- [WHAT IS REQUIRED]:
Copy out every line containing the word "label".

- [MATERIAL PROVIDED]:
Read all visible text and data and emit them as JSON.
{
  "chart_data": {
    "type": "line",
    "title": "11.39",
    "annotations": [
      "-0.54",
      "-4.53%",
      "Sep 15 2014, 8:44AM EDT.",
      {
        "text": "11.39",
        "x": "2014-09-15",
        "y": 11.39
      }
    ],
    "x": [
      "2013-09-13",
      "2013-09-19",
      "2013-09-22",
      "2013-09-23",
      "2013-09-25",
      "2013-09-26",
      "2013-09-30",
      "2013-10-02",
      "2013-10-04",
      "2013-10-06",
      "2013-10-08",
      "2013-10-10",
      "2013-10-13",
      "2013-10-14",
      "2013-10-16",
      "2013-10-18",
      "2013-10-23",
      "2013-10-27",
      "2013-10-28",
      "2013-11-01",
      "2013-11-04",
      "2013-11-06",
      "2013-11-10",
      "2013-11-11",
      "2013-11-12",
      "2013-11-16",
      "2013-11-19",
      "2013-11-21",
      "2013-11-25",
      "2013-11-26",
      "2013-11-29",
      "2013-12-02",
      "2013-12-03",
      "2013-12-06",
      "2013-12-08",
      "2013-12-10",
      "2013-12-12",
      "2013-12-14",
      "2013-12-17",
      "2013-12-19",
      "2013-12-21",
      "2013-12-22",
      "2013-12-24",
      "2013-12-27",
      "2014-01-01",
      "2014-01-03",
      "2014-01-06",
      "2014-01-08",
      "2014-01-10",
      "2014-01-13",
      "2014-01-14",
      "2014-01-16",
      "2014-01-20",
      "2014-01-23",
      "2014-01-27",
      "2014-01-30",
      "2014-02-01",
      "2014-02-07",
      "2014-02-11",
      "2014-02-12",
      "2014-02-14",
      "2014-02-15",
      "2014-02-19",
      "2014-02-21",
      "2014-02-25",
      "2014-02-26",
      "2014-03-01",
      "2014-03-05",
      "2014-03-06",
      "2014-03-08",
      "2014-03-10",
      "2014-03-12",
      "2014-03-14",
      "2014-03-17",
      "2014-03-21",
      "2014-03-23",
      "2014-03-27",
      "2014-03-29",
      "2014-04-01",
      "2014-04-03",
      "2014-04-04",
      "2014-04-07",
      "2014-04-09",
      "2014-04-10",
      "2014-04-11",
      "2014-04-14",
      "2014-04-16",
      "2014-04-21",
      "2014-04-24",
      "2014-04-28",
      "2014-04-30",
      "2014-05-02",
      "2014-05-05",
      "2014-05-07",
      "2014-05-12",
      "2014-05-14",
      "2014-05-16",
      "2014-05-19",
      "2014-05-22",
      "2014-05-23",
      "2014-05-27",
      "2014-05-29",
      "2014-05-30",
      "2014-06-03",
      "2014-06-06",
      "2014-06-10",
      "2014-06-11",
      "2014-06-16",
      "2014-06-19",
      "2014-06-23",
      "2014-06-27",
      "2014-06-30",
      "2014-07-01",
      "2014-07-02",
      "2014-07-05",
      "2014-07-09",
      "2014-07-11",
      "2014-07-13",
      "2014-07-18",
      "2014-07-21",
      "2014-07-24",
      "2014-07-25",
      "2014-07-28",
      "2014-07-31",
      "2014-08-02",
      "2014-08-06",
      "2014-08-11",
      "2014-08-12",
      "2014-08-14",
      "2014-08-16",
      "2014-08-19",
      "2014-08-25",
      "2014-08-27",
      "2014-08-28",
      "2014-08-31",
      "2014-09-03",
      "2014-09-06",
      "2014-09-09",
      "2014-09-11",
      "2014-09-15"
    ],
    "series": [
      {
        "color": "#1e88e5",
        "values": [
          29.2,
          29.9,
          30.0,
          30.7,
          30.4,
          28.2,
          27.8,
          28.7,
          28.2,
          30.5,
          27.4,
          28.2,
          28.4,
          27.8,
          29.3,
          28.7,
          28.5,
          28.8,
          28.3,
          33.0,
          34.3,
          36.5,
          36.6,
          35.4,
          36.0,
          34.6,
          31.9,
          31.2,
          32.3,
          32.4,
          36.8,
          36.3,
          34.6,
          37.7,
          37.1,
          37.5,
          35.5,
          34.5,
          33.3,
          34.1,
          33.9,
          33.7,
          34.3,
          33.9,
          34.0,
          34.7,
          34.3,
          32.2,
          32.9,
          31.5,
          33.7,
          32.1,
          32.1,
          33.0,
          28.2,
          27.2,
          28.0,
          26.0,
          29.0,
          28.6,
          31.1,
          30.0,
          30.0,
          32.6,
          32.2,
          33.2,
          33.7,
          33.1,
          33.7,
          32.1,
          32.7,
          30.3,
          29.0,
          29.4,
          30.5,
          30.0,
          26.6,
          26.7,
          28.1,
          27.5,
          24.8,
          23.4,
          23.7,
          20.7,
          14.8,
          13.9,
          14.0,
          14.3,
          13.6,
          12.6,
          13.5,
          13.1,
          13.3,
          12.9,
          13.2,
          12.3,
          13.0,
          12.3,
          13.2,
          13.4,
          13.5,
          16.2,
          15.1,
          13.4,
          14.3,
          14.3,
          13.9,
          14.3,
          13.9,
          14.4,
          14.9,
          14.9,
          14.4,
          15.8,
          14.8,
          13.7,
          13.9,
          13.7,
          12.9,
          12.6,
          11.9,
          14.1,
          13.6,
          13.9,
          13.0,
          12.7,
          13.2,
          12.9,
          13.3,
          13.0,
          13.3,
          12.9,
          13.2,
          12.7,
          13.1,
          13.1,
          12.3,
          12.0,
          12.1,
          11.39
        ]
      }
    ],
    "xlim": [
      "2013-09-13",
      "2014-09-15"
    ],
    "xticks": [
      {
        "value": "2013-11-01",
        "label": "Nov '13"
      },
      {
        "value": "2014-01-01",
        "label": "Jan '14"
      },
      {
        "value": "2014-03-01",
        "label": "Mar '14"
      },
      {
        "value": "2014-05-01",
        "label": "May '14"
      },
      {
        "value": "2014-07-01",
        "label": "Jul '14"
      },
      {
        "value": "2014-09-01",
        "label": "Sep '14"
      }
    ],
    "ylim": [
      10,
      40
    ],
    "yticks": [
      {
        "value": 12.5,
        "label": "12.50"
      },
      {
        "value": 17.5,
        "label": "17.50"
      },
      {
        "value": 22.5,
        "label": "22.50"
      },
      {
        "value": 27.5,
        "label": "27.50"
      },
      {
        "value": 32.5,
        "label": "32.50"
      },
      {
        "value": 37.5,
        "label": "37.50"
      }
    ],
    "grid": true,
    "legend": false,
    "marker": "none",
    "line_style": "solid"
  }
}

- [FINAL RESULT]:
        "label": "Nov '13"
        "label": "Jan '14"
        "label": "Mar '14"
        "label": "May '14"
        "label": "Jul '14"
        "label": "Sep '14"
        "label": "12.50"
        "label": "17.50"
        "label": "22.50"
        "label": "27.50"
        "label": "32.50"
        "label": "37.50"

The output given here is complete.